PROBLEM: Write out the records word for word, starting with the first line and going on through the line with "value-label: 100.0 xyxy=(1242,664,1317,697)".

------------------------------

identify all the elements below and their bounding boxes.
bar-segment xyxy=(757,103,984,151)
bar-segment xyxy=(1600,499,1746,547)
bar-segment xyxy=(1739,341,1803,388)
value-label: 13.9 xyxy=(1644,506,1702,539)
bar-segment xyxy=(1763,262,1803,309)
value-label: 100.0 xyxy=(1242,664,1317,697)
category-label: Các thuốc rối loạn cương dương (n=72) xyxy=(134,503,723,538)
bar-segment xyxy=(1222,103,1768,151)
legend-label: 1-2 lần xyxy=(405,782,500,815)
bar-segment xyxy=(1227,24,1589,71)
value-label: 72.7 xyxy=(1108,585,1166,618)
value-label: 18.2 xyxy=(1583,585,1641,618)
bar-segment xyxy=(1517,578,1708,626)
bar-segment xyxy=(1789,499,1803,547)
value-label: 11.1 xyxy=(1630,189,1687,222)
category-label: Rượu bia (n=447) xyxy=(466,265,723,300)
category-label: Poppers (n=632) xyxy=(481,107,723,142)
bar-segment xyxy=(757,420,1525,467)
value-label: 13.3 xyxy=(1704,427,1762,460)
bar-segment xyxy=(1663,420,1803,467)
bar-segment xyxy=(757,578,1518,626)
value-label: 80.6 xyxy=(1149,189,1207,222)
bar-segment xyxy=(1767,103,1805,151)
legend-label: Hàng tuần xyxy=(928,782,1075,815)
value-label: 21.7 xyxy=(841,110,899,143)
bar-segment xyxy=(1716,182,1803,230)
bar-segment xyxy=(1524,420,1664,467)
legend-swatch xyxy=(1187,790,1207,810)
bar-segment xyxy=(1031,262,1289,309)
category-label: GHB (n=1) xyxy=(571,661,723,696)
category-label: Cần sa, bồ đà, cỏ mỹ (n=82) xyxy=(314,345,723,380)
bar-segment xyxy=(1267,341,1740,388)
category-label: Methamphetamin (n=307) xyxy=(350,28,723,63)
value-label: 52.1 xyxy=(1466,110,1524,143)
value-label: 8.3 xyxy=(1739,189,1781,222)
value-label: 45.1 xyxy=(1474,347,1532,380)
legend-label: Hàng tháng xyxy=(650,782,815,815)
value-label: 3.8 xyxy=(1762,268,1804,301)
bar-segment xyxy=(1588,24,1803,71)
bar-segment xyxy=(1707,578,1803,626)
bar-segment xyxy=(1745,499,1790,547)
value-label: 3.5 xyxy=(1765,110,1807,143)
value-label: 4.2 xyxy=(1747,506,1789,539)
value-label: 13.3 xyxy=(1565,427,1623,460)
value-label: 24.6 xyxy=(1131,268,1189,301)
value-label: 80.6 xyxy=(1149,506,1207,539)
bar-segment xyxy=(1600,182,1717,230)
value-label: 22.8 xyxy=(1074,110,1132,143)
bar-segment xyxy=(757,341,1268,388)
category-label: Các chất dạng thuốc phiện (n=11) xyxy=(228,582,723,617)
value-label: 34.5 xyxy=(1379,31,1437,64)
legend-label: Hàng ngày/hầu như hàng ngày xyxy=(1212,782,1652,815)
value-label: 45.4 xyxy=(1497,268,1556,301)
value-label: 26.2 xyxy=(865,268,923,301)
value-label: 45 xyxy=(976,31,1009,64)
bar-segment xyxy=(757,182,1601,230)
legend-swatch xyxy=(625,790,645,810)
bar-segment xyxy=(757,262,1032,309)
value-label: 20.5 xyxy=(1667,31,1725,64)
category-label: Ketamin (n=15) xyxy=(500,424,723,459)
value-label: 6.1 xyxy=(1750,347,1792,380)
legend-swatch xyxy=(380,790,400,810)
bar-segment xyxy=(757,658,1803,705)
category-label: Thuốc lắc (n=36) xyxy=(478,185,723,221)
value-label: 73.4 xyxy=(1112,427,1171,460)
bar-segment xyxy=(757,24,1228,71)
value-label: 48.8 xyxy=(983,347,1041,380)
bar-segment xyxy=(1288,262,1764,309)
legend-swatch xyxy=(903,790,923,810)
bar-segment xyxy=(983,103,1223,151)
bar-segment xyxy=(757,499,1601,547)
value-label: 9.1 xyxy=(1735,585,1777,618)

------------------------------

RESPONSE BELOW:
identify all the elements below and their bounding boxes.
bar-segment xyxy=(757,103,984,151)
bar-segment xyxy=(1600,499,1746,547)
bar-segment xyxy=(1739,341,1803,388)
value-label: 13.9 xyxy=(1644,506,1702,539)
bar-segment xyxy=(1763,262,1803,309)
value-label: 100.0 xyxy=(1242,664,1317,697)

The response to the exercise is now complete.